# CHALLENGE
Recast the records below as a JSON list of strings, one string per line, from the first line through the line containing "5000 10000… [122,147,1194,713]", inclusive, leaving out blank lines.

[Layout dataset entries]
Begin

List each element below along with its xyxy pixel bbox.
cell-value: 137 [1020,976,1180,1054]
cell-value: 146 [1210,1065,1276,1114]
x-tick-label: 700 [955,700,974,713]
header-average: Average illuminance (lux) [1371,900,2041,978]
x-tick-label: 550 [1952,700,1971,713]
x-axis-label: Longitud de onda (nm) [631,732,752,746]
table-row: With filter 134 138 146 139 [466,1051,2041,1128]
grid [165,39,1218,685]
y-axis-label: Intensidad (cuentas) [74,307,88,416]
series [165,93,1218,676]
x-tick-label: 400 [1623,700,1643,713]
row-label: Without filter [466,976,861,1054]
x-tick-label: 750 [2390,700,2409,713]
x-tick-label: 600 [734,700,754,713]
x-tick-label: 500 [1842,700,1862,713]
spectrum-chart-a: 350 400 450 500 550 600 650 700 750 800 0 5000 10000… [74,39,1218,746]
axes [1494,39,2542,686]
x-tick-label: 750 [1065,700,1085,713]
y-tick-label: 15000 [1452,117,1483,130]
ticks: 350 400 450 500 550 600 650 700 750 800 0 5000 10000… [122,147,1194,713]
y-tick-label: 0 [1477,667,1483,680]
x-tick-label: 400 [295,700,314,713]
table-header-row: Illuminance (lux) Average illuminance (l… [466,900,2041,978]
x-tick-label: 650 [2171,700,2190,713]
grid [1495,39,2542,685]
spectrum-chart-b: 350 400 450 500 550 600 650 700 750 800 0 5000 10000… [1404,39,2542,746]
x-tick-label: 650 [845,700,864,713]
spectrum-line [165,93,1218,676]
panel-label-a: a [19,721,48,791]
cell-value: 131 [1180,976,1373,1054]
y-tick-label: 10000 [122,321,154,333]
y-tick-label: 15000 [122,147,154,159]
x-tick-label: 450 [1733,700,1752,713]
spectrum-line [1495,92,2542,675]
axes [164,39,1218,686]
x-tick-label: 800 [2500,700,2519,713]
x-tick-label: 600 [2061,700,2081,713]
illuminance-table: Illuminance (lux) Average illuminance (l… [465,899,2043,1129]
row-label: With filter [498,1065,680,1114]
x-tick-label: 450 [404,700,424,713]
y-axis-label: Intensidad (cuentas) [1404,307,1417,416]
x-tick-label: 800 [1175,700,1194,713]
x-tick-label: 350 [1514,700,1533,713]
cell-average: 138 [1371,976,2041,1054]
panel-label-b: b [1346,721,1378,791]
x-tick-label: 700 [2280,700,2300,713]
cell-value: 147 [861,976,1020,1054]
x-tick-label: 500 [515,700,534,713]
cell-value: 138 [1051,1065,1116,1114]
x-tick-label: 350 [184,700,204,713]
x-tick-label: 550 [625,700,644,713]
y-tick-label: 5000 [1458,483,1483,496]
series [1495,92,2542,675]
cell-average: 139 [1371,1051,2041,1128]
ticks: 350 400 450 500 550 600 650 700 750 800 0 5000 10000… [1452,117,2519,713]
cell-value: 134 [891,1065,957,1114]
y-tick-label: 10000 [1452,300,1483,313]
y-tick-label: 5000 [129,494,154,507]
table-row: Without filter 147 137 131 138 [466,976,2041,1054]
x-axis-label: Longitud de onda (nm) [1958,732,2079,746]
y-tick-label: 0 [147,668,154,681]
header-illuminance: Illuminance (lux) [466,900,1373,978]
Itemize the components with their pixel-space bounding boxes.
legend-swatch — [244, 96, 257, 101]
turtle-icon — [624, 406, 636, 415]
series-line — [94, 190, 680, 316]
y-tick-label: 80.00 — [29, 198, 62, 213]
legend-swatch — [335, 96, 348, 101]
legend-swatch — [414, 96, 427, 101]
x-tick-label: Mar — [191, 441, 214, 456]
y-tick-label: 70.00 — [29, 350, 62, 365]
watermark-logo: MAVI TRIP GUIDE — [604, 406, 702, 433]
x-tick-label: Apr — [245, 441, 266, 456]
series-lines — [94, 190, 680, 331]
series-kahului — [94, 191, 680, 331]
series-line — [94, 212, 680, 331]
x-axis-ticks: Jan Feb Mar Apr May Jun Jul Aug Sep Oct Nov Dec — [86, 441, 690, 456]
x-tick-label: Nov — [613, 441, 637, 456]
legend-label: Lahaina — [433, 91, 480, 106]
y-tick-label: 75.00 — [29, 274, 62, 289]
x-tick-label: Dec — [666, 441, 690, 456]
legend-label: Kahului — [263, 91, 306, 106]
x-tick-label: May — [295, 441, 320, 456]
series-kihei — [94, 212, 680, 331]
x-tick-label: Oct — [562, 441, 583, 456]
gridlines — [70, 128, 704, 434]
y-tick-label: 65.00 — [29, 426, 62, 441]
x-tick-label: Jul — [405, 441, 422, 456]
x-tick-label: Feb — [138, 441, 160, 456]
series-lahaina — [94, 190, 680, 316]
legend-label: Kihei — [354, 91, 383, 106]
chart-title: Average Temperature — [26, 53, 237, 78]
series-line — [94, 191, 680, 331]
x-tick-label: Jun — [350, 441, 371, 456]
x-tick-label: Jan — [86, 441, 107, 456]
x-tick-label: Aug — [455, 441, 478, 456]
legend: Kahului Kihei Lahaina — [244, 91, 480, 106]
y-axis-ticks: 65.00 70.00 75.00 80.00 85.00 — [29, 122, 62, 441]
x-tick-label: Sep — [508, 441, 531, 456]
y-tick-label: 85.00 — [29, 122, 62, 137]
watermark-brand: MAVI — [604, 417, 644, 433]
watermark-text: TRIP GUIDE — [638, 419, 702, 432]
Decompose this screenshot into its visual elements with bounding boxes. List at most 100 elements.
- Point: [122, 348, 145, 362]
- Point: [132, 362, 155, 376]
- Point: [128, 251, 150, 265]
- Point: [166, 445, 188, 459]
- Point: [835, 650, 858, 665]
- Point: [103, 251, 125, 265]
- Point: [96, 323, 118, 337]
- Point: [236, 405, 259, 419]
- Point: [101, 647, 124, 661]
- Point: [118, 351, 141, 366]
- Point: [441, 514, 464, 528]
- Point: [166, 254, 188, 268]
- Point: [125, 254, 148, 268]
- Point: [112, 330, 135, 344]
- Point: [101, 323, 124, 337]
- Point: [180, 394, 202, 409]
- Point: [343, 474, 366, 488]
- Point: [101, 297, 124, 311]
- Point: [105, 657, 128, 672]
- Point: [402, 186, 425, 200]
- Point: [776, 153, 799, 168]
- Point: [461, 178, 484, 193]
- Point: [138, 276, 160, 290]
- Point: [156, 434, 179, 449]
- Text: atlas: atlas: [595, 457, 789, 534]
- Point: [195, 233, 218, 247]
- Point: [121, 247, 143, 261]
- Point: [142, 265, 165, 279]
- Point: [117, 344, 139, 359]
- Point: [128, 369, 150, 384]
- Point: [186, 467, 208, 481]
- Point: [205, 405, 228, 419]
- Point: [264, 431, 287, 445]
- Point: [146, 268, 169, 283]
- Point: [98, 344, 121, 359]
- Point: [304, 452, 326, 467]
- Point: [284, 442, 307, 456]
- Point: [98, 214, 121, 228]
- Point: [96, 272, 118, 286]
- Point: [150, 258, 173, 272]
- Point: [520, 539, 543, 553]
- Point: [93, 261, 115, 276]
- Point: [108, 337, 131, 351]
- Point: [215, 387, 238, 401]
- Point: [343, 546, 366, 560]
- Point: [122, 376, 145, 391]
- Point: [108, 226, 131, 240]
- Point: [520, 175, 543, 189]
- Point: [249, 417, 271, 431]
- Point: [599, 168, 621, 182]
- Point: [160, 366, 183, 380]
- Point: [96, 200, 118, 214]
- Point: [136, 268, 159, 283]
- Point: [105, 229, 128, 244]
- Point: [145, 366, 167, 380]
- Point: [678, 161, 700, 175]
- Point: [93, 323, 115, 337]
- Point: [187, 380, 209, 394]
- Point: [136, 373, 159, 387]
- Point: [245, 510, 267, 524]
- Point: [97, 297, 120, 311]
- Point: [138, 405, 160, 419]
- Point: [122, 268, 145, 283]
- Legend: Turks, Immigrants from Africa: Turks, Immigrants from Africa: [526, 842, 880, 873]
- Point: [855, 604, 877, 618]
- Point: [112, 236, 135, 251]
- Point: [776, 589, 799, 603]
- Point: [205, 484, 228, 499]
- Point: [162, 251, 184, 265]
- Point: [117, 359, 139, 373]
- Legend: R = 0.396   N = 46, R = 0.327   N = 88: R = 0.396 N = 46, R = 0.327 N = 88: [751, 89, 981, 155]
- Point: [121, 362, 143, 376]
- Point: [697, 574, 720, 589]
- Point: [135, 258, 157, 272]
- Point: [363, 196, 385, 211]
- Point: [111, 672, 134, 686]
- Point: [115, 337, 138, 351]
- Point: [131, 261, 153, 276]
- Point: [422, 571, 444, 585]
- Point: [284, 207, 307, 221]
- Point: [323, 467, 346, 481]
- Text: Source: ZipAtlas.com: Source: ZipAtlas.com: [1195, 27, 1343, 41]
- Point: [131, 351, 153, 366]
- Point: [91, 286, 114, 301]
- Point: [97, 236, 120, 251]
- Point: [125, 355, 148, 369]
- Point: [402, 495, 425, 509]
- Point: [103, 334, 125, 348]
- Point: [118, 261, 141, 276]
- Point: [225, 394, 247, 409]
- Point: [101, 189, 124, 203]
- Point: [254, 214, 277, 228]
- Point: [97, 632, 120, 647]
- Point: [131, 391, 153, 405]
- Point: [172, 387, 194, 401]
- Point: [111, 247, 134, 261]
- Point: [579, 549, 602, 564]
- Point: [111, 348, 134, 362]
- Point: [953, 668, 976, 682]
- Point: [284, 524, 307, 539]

End

# FULL OUTPUT
[
  "List each element below along with its xyxy pixel bbox.",
  "cell-value: 137 [1020,976,1180,1054]",
  "cell-value: 146 [1210,1065,1276,1114]",
  "x-tick-label: 700 [955,700,974,713]",
  "header-average: Average illuminance (lux) [1371,900,2041,978]",
  "x-tick-label: 550 [1952,700,1971,713]",
  "x-axis-label: Longitud de onda (nm) [631,732,752,746]",
  "table-row: With filter 134 138 146 139 [466,1051,2041,1128]",
  "grid [165,39,1218,685]",
  "y-axis-label: Intensidad (cuentas) [74,307,88,416]",
  "series [165,93,1218,676]",
  "x-tick-label: 400 [1623,700,1643,713]",
  "row-label: Without filter [466,976,861,1054]",
  "x-tick-label: 750 [2390,700,2409,713]",
  "x-tick-label: 600 [734,700,754,713]",
  "x-tick-label: 500 [1842,700,1862,713]",
  "spectrum-chart-a: 350 400 450 500 550 600 650 700 750 800 0 5000 10000… [74,39,1218,746]",
  "axes [1494,39,2542,686]",
  "x-tick-label: 750 [1065,700,1085,713]",
  "y-tick-label: 15000 [1452,117,1483,130]",
  "ticks: 350 400 450 500 550 600 650 700 750 800 0 5000 10000… [122,147,1194,713]"
]